┌────────

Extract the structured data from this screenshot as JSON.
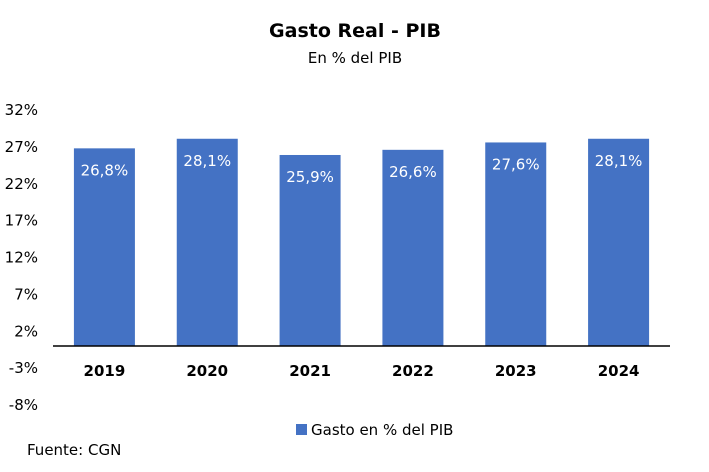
{
  "chart_data": {
    "type": "bar",
    "title": "Gasto Real - PIB",
    "subtitle": "En % del PIB",
    "categories": [
      "2019",
      "2020",
      "2021",
      "2022",
      "2023",
      "2024"
    ],
    "series": [
      {
        "name": "Gasto en % del PIB",
        "values": [
          26.8,
          28.1,
          25.9,
          26.6,
          27.6,
          28.1
        ],
        "labels": [
          "26,8%",
          "28,1%",
          "25,9%",
          "26,6%",
          "27,6%",
          "28,1%"
        ],
        "color": "#4472C4"
      }
    ],
    "yticks": [
      32,
      27,
      22,
      17,
      12,
      7,
      2,
      -3,
      -8
    ],
    "ytick_labels": [
      "32%",
      "27%",
      "22%",
      "17%",
      "12%",
      "7%",
      "2%",
      "-3%",
      "-8%"
    ],
    "ylim": [
      -8,
      32
    ],
    "baseline": 0,
    "grid": false,
    "legend": "bottom",
    "source": "Fuente: CGN"
  }
}
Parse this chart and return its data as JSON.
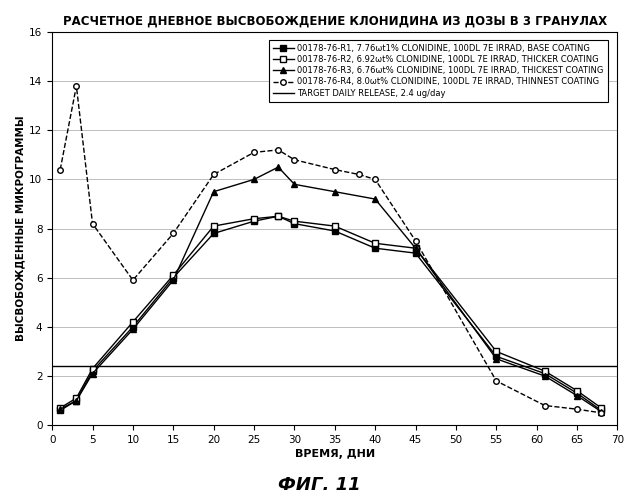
{
  "title": "РАСЧЕТНОЕ ДНЕВНОЕ ВЫСВОБОЖДЕНИЕ КЛОНИДИНА ИЗ ДОЗЫ В 3 ГРАНУЛАХ",
  "xlabel": "ВРЕМЯ, ДНИ",
  "ylabel": "ВЫСВОБОЖДЕННЫЕ МИКРОГРАММЫ",
  "fig_label": "ФИГ. 11",
  "xlim": [
    0,
    70
  ],
  "ylim": [
    0,
    16
  ],
  "yticks": [
    0,
    2,
    4,
    6,
    8,
    10,
    12,
    14,
    16
  ],
  "xticks": [
    0,
    5,
    10,
    15,
    20,
    25,
    30,
    35,
    40,
    45,
    50,
    55,
    60,
    65,
    70
  ],
  "target_y": 2.4,
  "r1_x": [
    1,
    3,
    5,
    10,
    15,
    20,
    25,
    28,
    30,
    35,
    40,
    45,
    55,
    61,
    65,
    68
  ],
  "r1_y": [
    0.6,
    1.0,
    2.2,
    4.0,
    6.0,
    7.8,
    8.3,
    8.5,
    8.2,
    7.9,
    7.2,
    7.0,
    2.8,
    2.1,
    1.3,
    0.6
  ],
  "r2_x": [
    1,
    3,
    5,
    10,
    15,
    20,
    25,
    28,
    30,
    35,
    40,
    45,
    55,
    61,
    65,
    68
  ],
  "r2_y": [
    0.7,
    1.1,
    2.3,
    4.2,
    6.1,
    8.1,
    8.4,
    8.5,
    8.3,
    8.1,
    7.4,
    7.2,
    3.0,
    2.2,
    1.4,
    0.7
  ],
  "r3_x": [
    1,
    3,
    5,
    10,
    15,
    20,
    25,
    28,
    30,
    35,
    40,
    45,
    55,
    61,
    65,
    68
  ],
  "r3_y": [
    0.65,
    1.0,
    2.1,
    3.9,
    5.9,
    9.5,
    10.0,
    10.5,
    9.8,
    9.5,
    9.2,
    7.2,
    2.7,
    2.0,
    1.2,
    0.55
  ],
  "r4_x": [
    1,
    3,
    5,
    10,
    15,
    20,
    25,
    28,
    30,
    35,
    38,
    40,
    45,
    55,
    61,
    65,
    68
  ],
  "r4_y": [
    10.4,
    13.8,
    8.2,
    5.9,
    7.8,
    10.2,
    11.1,
    11.2,
    10.8,
    10.4,
    10.2,
    10.0,
    7.5,
    1.8,
    0.8,
    0.65,
    0.5
  ],
  "legend_labels": [
    "00178-76-R1, 7.76wt1% CLONIDINE, 100DL 7E IRRAD, BASE COATING",
    "00178-76-R2, 6.92wt% CLONIDINE, 100DL 7E IRRAD, THICKER COATING",
    "00178-76-R3, 6.76wt% CLONIDINE, 100DL 7E IRRAD, THICKEST COATING",
    "00178-76-R4, 8.0wt% CLONIDINE, 100DL 7E IRRAD, THINNEST COATING",
    "TARGET DAILY RELEASE, 2.4 ug/day"
  ]
}
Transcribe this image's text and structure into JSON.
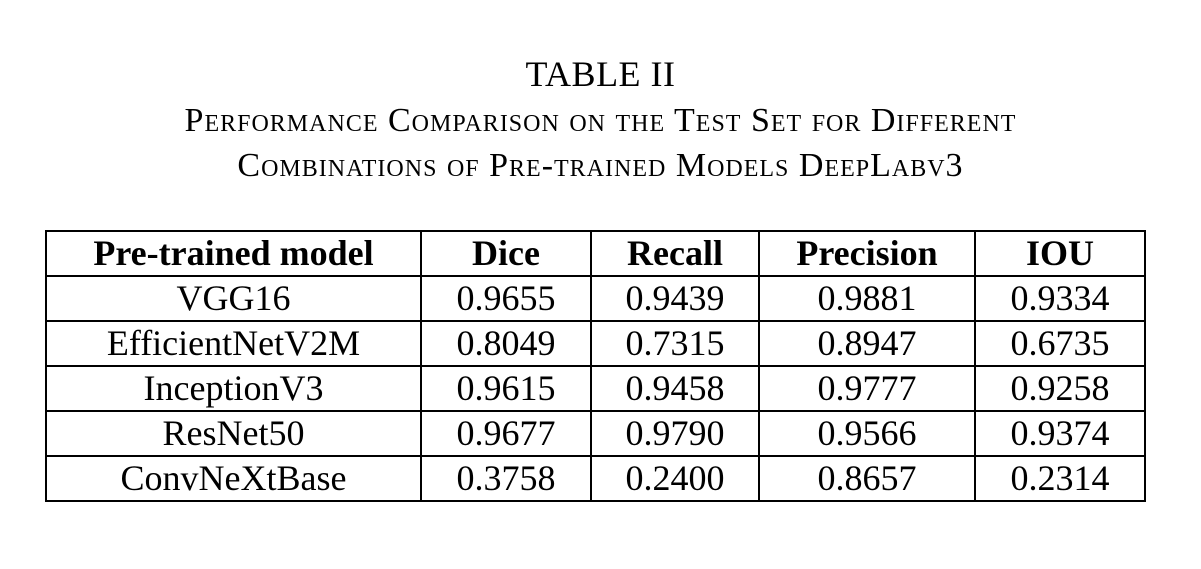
{
  "caption": {
    "table_label": "TABLE II",
    "title_line_1": "Performance Comparison on the Test Set for Different",
    "title_line_2": "Combinations of Pre-trained Models DeepLabv3"
  },
  "table": {
    "headers": [
      "Pre-trained model",
      "Dice",
      "Recall",
      "Precision",
      "IOU"
    ],
    "rows": [
      [
        "VGG16",
        "0.9655",
        "0.9439",
        "0.9881",
        "0.9334"
      ],
      [
        "EfficientNetV2M",
        "0.8049",
        "0.7315",
        "0.8947",
        "0.6735"
      ],
      [
        "InceptionV3",
        "0.9615",
        "0.9458",
        "0.9777",
        "0.9258"
      ],
      [
        "ResNet50",
        "0.9677",
        "0.9790",
        "0.9566",
        "0.9374"
      ],
      [
        "ConvNeXtBase",
        "0.3758",
        "0.2400",
        "0.8657",
        "0.2314"
      ]
    ]
  }
}
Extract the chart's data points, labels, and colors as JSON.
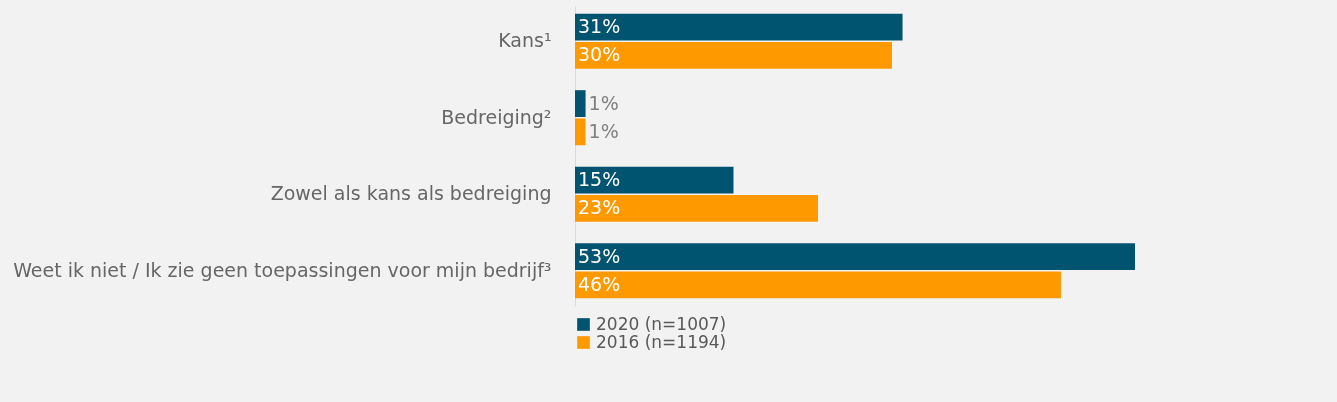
{
  "chart_data": {
    "type": "bar",
    "orientation": "horizontal",
    "categories": [
      "Kans¹",
      "Bedreiging²",
      "Zowel als kans als bedreiging",
      "Weet ik niet / Ik zie geen toepassingen voor mijn bedrijf³"
    ],
    "series": [
      {
        "name": "2020 (n=1007)",
        "color": "#00546f",
        "values": [
          31,
          1,
          15,
          53
        ],
        "value_labels": [
          "31%",
          "1%",
          "15%",
          "53%"
        ]
      },
      {
        "name": "2016 (n=1194)",
        "color": "#ff9900",
        "values": [
          30,
          1,
          23,
          46
        ],
        "value_labels": [
          "30%",
          "1%",
          "23%",
          "46%"
        ]
      }
    ],
    "legend": "bottom"
  }
}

└────────

_Task objective:_ From the records above, pick out and copy each line holding the word "JSON".

_Final result:_
Extract the structured data from this screenshot as JSON.
Parse this chart and return its data as JSON.
Transcribe this image's text and structure into JSON.
Extract the chart's data points, labels, and colors as JSON.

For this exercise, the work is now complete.